-- Task directions --
Please retype the records below exactly, leaving out any pictures.

-- Task inputs --
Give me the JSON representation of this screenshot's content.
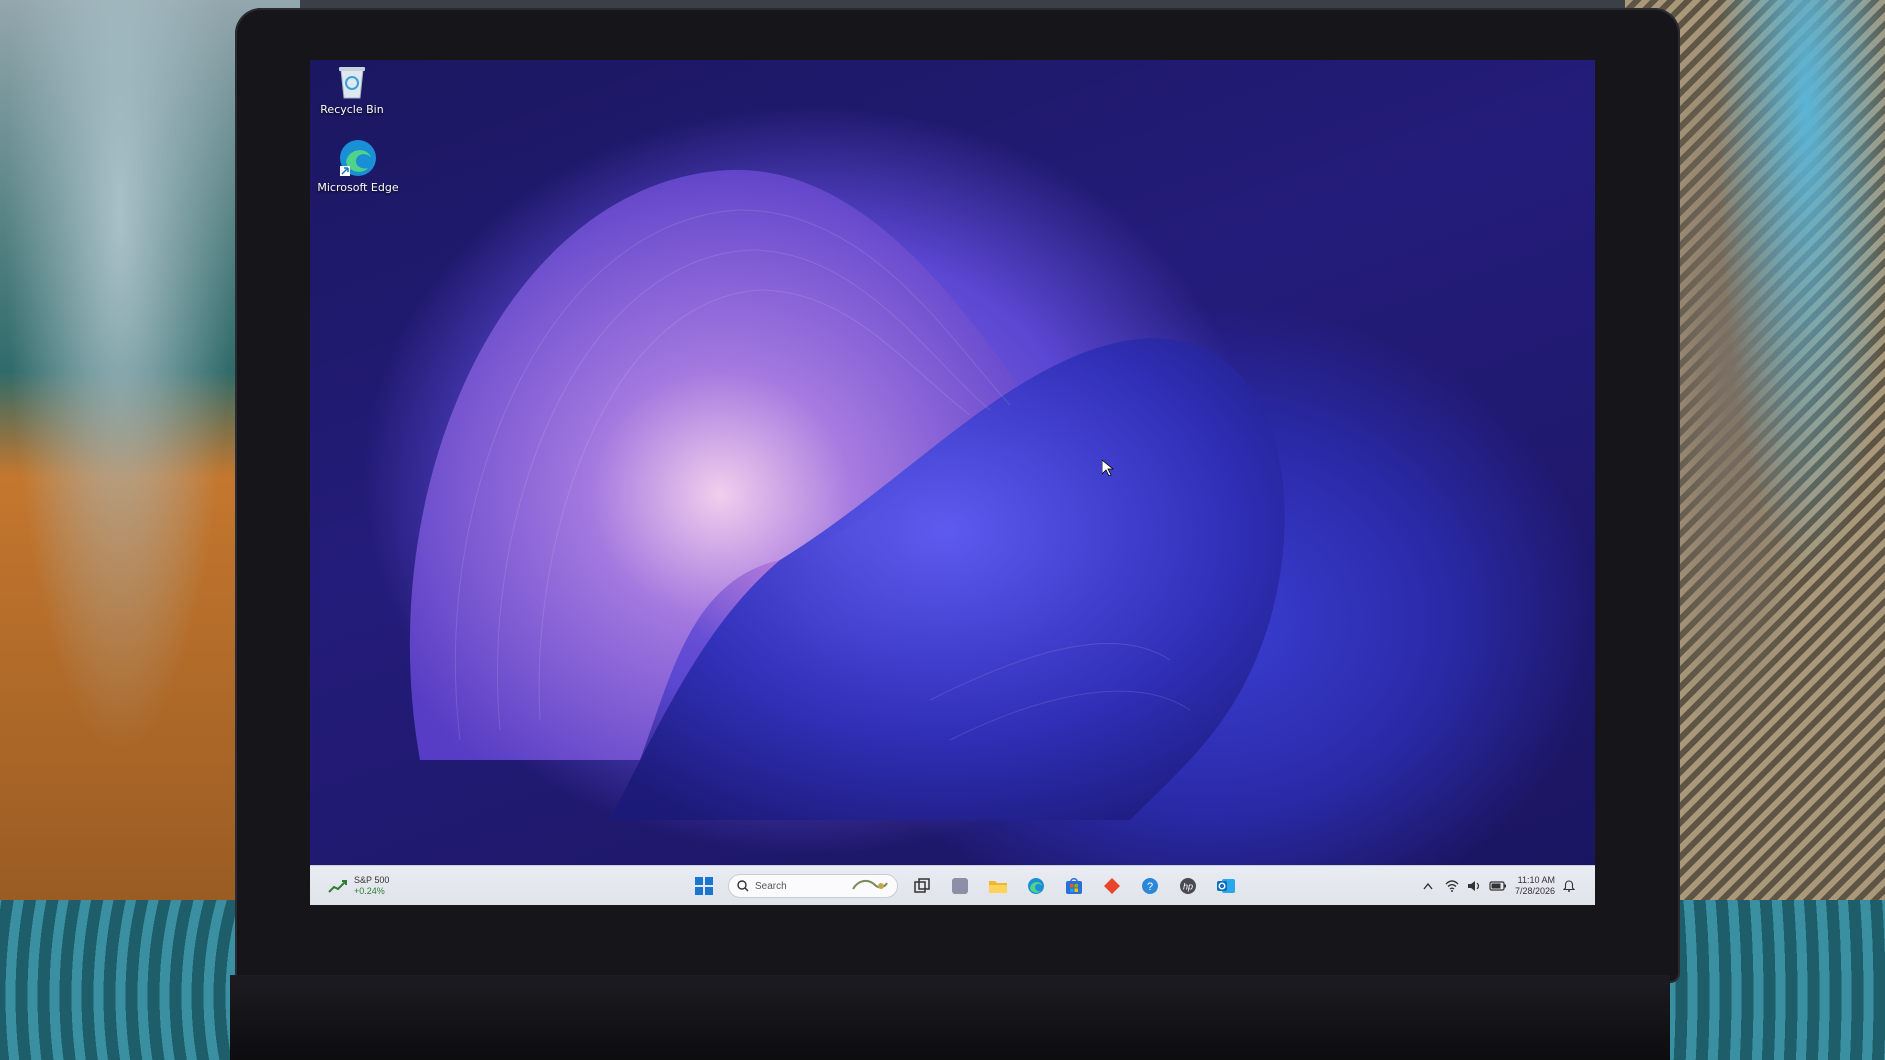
{
  "desktop": {
    "icons": [
      {
        "label": "Recycle Bin",
        "icon": "recycle-bin-icon"
      },
      {
        "label": "Microsoft Edge",
        "icon": "edge-icon"
      }
    ]
  },
  "taskbar": {
    "widget": {
      "name": "S&P 500",
      "change": "+0.24%",
      "icon": "stock-chart-icon"
    },
    "search": {
      "placeholder": "Search"
    },
    "pinned": [
      "start-icon",
      "task-view-icon",
      "widgets-icon",
      "file-explorer-icon",
      "edge-icon",
      "store-icon",
      "office-icon",
      "help-icon",
      "hp-icon",
      "outlook-icon"
    ],
    "tray": {
      "time": "11:10 AM",
      "date": "7/28/2026"
    }
  },
  "colors": {
    "taskbar_bg": "#e9ecf2",
    "accent": "#1976d2",
    "wallpaper_deep": "#1b1760"
  }
}
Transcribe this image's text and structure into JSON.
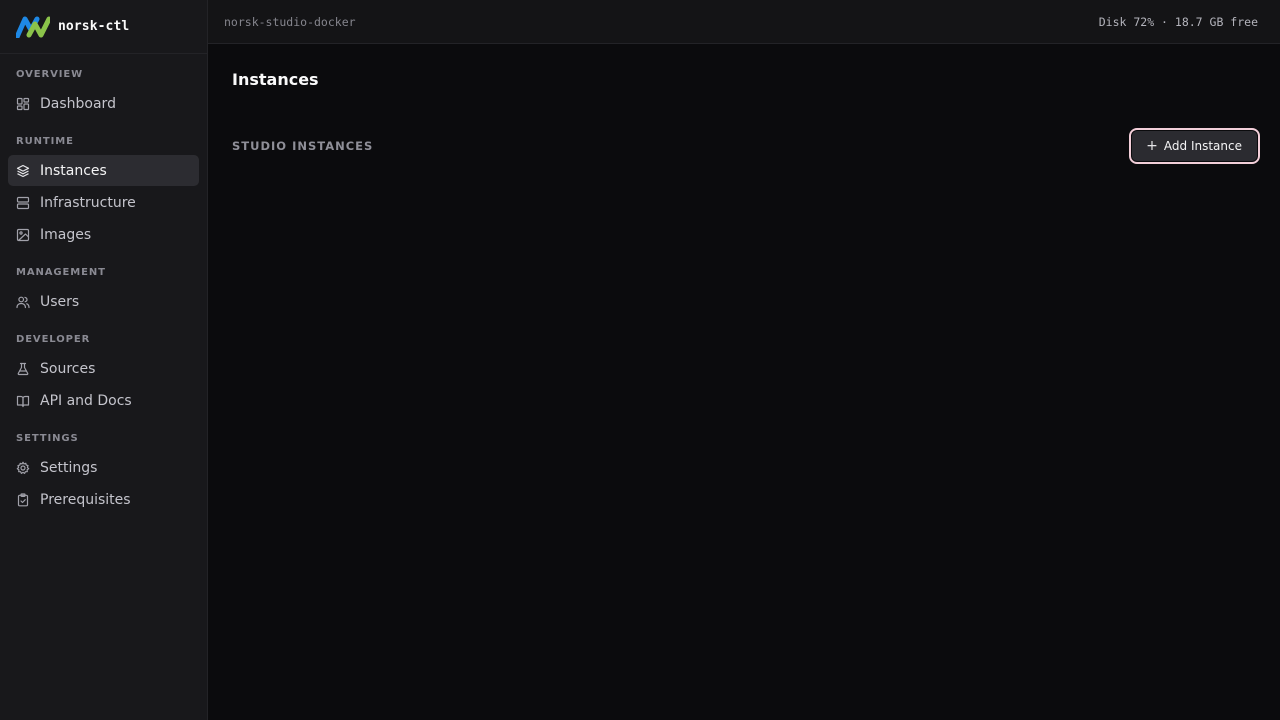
{
  "app": {
    "name": "norsk-ctl"
  },
  "sidebar": {
    "sections": [
      {
        "title": "OVERVIEW",
        "items": [
          {
            "label": "Dashboard",
            "icon": "dashboard-grid-icon",
            "active": false
          }
        ]
      },
      {
        "title": "RUNTIME",
        "items": [
          {
            "label": "Instances",
            "icon": "layers-icon",
            "active": true
          },
          {
            "label": "Infrastructure",
            "icon": "server-icon",
            "active": false
          },
          {
            "label": "Images",
            "icon": "image-icon",
            "active": false
          }
        ]
      },
      {
        "title": "MANAGEMENT",
        "items": [
          {
            "label": "Users",
            "icon": "users-icon",
            "active": false
          }
        ]
      },
      {
        "title": "DEVELOPER",
        "items": [
          {
            "label": "Sources",
            "icon": "flask-icon",
            "active": false
          },
          {
            "label": "API and Docs",
            "icon": "book-icon",
            "active": false
          }
        ]
      },
      {
        "title": "SETTINGS",
        "items": [
          {
            "label": "Settings",
            "icon": "gear-icon",
            "active": false
          },
          {
            "label": "Prerequisites",
            "icon": "clipboard-check-icon",
            "active": false
          }
        ]
      }
    ]
  },
  "topbar": {
    "host": "norsk-studio-docker",
    "disk_status": "Disk 72% · 18.7 GB free"
  },
  "main": {
    "page_title": "Instances",
    "list_title": "STUDIO INSTANCES",
    "add_button_label": "Add Instance"
  },
  "colors": {
    "logo_blue": "#1e88e5",
    "logo_green": "#8bc34a",
    "focus_ring": "#f3cfd9"
  }
}
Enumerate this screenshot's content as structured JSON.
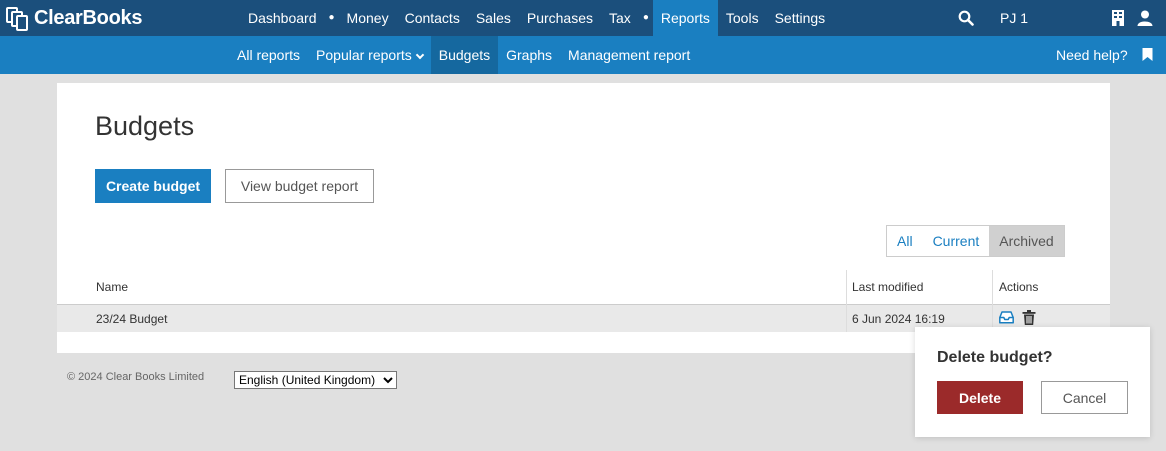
{
  "app": {
    "brand": "ClearBooks"
  },
  "topnav": {
    "items": [
      "Dashboard",
      "Money",
      "Contacts",
      "Sales",
      "Purchases",
      "Tax",
      "Reports",
      "Tools",
      "Settings"
    ],
    "active": "Reports",
    "user": "PJ 1"
  },
  "subnav": {
    "items": [
      "All reports",
      "Popular reports",
      "Budgets",
      "Graphs",
      "Management report"
    ],
    "active": "Budgets",
    "help": "Need help?"
  },
  "page": {
    "title": "Budgets",
    "create_button": "Create budget",
    "view_report_button": "View budget report",
    "filters": [
      "All",
      "Current",
      "Archived"
    ],
    "active_filter": "Archived"
  },
  "table": {
    "columns": [
      "Name",
      "Last modified",
      "Actions"
    ],
    "rows": [
      {
        "name": "23/24 Budget",
        "last_modified": "6 Jun 2024 16:19"
      }
    ]
  },
  "footer": {
    "copyright": "© 2024 Clear Books Limited",
    "language": "English (United Kingdom)"
  },
  "popover": {
    "title": "Delete budget?",
    "confirm": "Delete",
    "cancel": "Cancel"
  },
  "colors": {
    "topbar": "#1b4f7c",
    "subbar": "#1a7fc1",
    "primary": "#1a7fc1",
    "danger": "#9b2a2a"
  }
}
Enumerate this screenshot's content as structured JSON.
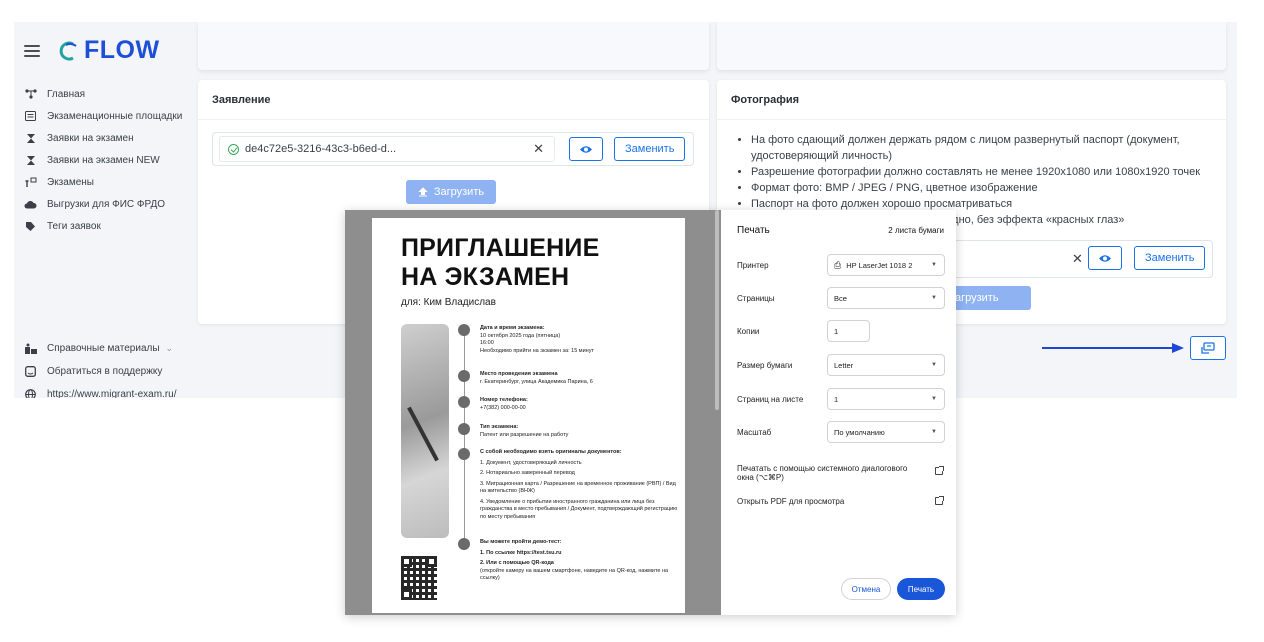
{
  "brand": {
    "name": "FLOW"
  },
  "sidebar": {
    "items": [
      {
        "label": "Главная",
        "icon": "home-network-icon"
      },
      {
        "label": "Экзаменационные площадки",
        "icon": "list-icon"
      },
      {
        "label": "Заявки на экзамен",
        "icon": "hourglass-icon"
      },
      {
        "label": "Заявки на экзамен NEW",
        "icon": "hourglass-icon"
      },
      {
        "label": "Экзамены",
        "icon": "exam-icon"
      },
      {
        "label": "Выгрузки для ФИС ФРДО",
        "icon": "cloud-upload-icon"
      },
      {
        "label": "Теги заявок",
        "icon": "tag-icon"
      }
    ],
    "bottom": [
      {
        "label": "Справочные материалы",
        "icon": "materials-icon"
      },
      {
        "label": "Обратиться в поддержку",
        "icon": "support-icon"
      },
      {
        "label": "https://www.migrant-exam.ru/",
        "icon": "globe-icon"
      }
    ]
  },
  "application_card": {
    "title": "Заявление",
    "file_name": "de4c72e5-3216-43c3-b6ed-d...",
    "replace_label": "Заменить",
    "upload_label": "Загрузить"
  },
  "photo_card": {
    "title": "Фотография",
    "requirements": [
      "На фото сдающий должен держать рядом с лицом развернутый паспорт (документ, удостоверяющий личность)",
      "Разрешение фотографии должно составлять не менее 1920x1080 или 1080x1920 точек",
      "Формат фото: BMP / JPEG / PNG, цветное изображение",
      "Паспорт на фото должен хорошо просматриваться",
      "идно, без эффекта «красных глаз»"
    ],
    "replace_label": "Заменить",
    "upload_label": "агрузить"
  },
  "print_dialog": {
    "title": "Печать",
    "pages_count": "2 листа бумаги",
    "printer_label": "Принтер",
    "printer_value": "HP LaserJet 1018 2",
    "pages_label": "Страницы",
    "pages_value": "Все",
    "copies_label": "Копии",
    "copies_value": "1",
    "paper_label": "Размер бумаги",
    "paper_value": "Letter",
    "per_sheet_label": "Страниц на листе",
    "per_sheet_value": "1",
    "scale_label": "Масштаб",
    "scale_value": "По умолчанию",
    "system_dialog": "Печатать с помощью системного диалогового окна (⌥⌘P)",
    "open_pdf": "Открыть PDF для просмотра",
    "cancel": "Отмена",
    "print": "Печать"
  },
  "invitation": {
    "title_line1": "ПРИГЛАШЕНИЕ",
    "title_line2": "НА ЭКЗАМЕН",
    "for_line": "для: Ким Владислав",
    "date_title": "Дата и время экзамена:",
    "date_value": "10 октября 2025 года (пятница)",
    "time_value": "16:00",
    "arrival_note": "Необходимо прийти на экзамен за: 15 минут",
    "place_title": "Место проведения экзамена",
    "place_value": "г. Екатеринбург, улица Академика Парина, 6",
    "phone_title": "Номер телефона:",
    "phone_value": "+7(382) 000-00-00",
    "type_title": "Тип экзамена:",
    "type_value": "Патент или разрешение на работу",
    "docs_title": "С собой необходимо взять оригиналы документов:",
    "docs": [
      "1. Документ, удостоверяющий личность",
      "2. Нотариально заверенный перевод",
      "3. Миграционная карта / Разрешение на временное проживание (РВП) / Вид на жительство (ВНЖ)",
      "4. Уведомление о прибытии иностранного гражданина или лица без гражданства в место пребывания / Документ, подтверждающий регистрацию по месту пребывания"
    ],
    "demo_title": "Вы можете пройти демо-тест:",
    "demo_link": "1. По ссылке  https://test.tsu.ru",
    "demo_qr": "2. Или с помощью QR-кода",
    "demo_qr_note": "(откройте камеру на вашем смартфоне, наведите на QR-код, нажмите на ссылку)"
  }
}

-- Solution to the problem --
Give me the JSON representation of this screenshot's content.
{
  "desktop": {
    "icons": [
      {
        "label": "Recycle Bin",
        "icon": "recycle-bin-icon"
      },
      {
        "label": "Microsoft Edge",
        "icon": "edge-icon"
      }
    ]
  },
  "taskbar": {
    "widget": {
      "name": "S&P 500",
      "change": "+0.24%",
      "icon": "stock-chart-icon"
    },
    "search": {
      "placeholder": "Search"
    },
    "pinned": [
      "start-icon",
      "task-view-icon",
      "widgets-icon",
      "file-explorer-icon",
      "edge-icon",
      "store-icon",
      "office-icon",
      "help-icon",
      "hp-icon",
      "outlook-icon"
    ],
    "tray": {
      "time": "11:10 AM",
      "date": "7/28/2026"
    }
  },
  "colors": {
    "taskbar_bg": "#e9ecf2",
    "accent": "#1976d2",
    "wallpaper_deep": "#1b1760"
  }
}
Transcribe this image's text and structure into JSON.
{
  "app": {
    "name": "norsk-ctl"
  },
  "sidebar": {
    "sections": [
      {
        "title": "OVERVIEW",
        "items": [
          {
            "label": "Dashboard",
            "icon": "dashboard-grid-icon",
            "active": false
          }
        ]
      },
      {
        "title": "RUNTIME",
        "items": [
          {
            "label": "Instances",
            "icon": "layers-icon",
            "active": true
          },
          {
            "label": "Infrastructure",
            "icon": "server-icon",
            "active": false
          },
          {
            "label": "Images",
            "icon": "image-icon",
            "active": false
          }
        ]
      },
      {
        "title": "MANAGEMENT",
        "items": [
          {
            "label": "Users",
            "icon": "users-icon",
            "active": false
          }
        ]
      },
      {
        "title": "DEVELOPER",
        "items": [
          {
            "label": "Sources",
            "icon": "flask-icon",
            "active": false
          },
          {
            "label": "API and Docs",
            "icon": "book-icon",
            "active": false
          }
        ]
      },
      {
        "title": "SETTINGS",
        "items": [
          {
            "label": "Settings",
            "icon": "gear-icon",
            "active": false
          },
          {
            "label": "Prerequisites",
            "icon": "clipboard-check-icon",
            "active": false
          }
        ]
      }
    ]
  },
  "topbar": {
    "host": "norsk-studio-docker",
    "disk_status": "Disk 72% · 18.7 GB free"
  },
  "main": {
    "page_title": "Instances",
    "list_title": "STUDIO INSTANCES",
    "add_button_label": "Add Instance"
  },
  "colors": {
    "logo_blue": "#1e88e5",
    "logo_green": "#8bc34a",
    "focus_ring": "#f3cfd9"
  }
}
Enumerate this screenshot's content as structured JSON.
{
  "app": {
    "brand": "ClearBooks"
  },
  "topnav": {
    "items": [
      "Dashboard",
      "Money",
      "Contacts",
      "Sales",
      "Purchases",
      "Tax",
      "Reports",
      "Tools",
      "Settings"
    ],
    "active": "Reports",
    "user": "PJ 1"
  },
  "subnav": {
    "items": [
      "All reports",
      "Popular reports",
      "Budgets",
      "Graphs",
      "Management report"
    ],
    "active": "Budgets",
    "help": "Need help?"
  },
  "page": {
    "title": "Budgets",
    "create_button": "Create budget",
    "view_report_button": "View budget report",
    "filters": [
      "All",
      "Current",
      "Archived"
    ],
    "active_filter": "Archived"
  },
  "table": {
    "columns": [
      "Name",
      "Last modified",
      "Actions"
    ],
    "rows": [
      {
        "name": "23/24 Budget",
        "last_modified": "6 Jun 2024 16:19"
      }
    ]
  },
  "footer": {
    "copyright": "© 2024 Clear Books Limited",
    "language": "English (United Kingdom)"
  },
  "popover": {
    "title": "Delete budget?",
    "confirm": "Delete",
    "cancel": "Cancel"
  },
  "colors": {
    "topbar": "#1b4f7c",
    "subbar": "#1a7fc1",
    "primary": "#1a7fc1",
    "danger": "#9b2a2a"
  }
}
Enumerate this screenshot's content as structured JSON.
{
  "brand": {
    "name": "FLOW"
  },
  "sidebar": {
    "items": [
      {
        "label": "Главная",
        "icon": "home-network-icon"
      },
      {
        "label": "Экзаменационные площадки",
        "icon": "list-icon"
      },
      {
        "label": "Заявки на экзамен",
        "icon": "hourglass-icon"
      },
      {
        "label": "Заявки на экзамен NEW",
        "icon": "hourglass-icon"
      },
      {
        "label": "Экзамены",
        "icon": "exam-icon"
      },
      {
        "label": "Выгрузки для ФИС ФРДО",
        "icon": "cloud-upload-icon"
      },
      {
        "label": "Теги заявок",
        "icon": "tag-icon"
      }
    ],
    "bottom": [
      {
        "label": "Справочные материалы",
        "icon": "materials-icon"
      },
      {
        "label": "Обратиться в поддержку",
        "icon": "support-icon"
      },
      {
        "label": "https://www.migrant-exam.ru/",
        "icon": "globe-icon"
      }
    ]
  },
  "application_card": {
    "title": "Заявление",
    "file_name": "de4c72e5-3216-43c3-b6ed-d...",
    "replace_label": "Заменить",
    "upload_label": "Загрузить"
  },
  "photo_card": {
    "title": "Фотография",
    "requirements": [
      "На фото сдающий должен держать рядом с лицом развернутый паспорт (документ, удостоверяющий личность)",
      "Разрешение фотографии должно составлять не менее 1920x1080 или 1080x1920 точек",
      "Формат фото: BMP / JPEG / PNG, цветное изображение",
      "Паспорт на фото должен хорошо просматриваться",
      "идно, без эффекта «красных глаз»"
    ],
    "replace_label": "Заменить",
    "upload_label": "агрузить"
  },
  "print_dialog": {
    "title": "Печать",
    "pages_count": "2 листа бумаги",
    "printer_label": "Принтер",
    "printer_value": "HP LaserJet 1018 2",
    "pages_label": "Страницы",
    "pages_value": "Все",
    "copies_label": "Копии",
    "copies_value": "1",
    "paper_label": "Размер бумаги",
    "paper_value": "Letter",
    "per_sheet_label": "Страниц на листе",
    "per_sheet_value": "1",
    "scale_label": "Масштаб",
    "scale_value": "По умолчанию",
    "system_dialog": "Печатать с помощью системного диалогового окна (⌥⌘P)",
    "open_pdf": "Открыть PDF для просмотра",
    "cancel": "Отмена",
    "print": "Печать"
  },
  "invitation": {
    "title_line1": "ПРИГЛАШЕНИЕ",
    "title_line2": "НА ЭКЗАМЕН",
    "for_line": "для: Ким Владислав",
    "date_title": "Дата и время экзамена:",
    "date_value": "10 октября 2025 года (пятница)",
    "time_value": "16:00",
    "arrival_note": "Необходимо прийти на экзамен за: 15 минут",
    "place_title": "Место проведения экзамена",
    "place_value": "г. Екатеринбург, улица Академика Парина, 6",
    "phone_title": "Номер телефона:",
    "phone_value": "+7(382) 000-00-00",
    "type_title": "Тип экзамена:",
    "type_value": "Патент или разрешение на работу",
    "docs_title": "С собой необходимо взять оригиналы документов:",
    "docs": [
      "1. Документ, удостоверяющий личность",
      "2. Нотариально заверенный перевод",
      "3. Миграционная карта / Разрешение на временное проживание (РВП) / Вид на жительство (ВНЖ)",
      "4. Уведомление о прибытии иностранного гражданина или лица без гражданства в место пребывания / Документ, подтверждающий регистрацию по месту пребывания"
    ],
    "demo_title": "Вы можете пройти демо-тест:",
    "demo_link": "1. По ссылке  https://test.tsu.ru",
    "demo_qr": "2. Или с помощью QR-кода",
    "demo_qr_note": "(откройте камеру на вашем смартфоне, наведите на QR-код, нажмите на ссылку)"
  }
}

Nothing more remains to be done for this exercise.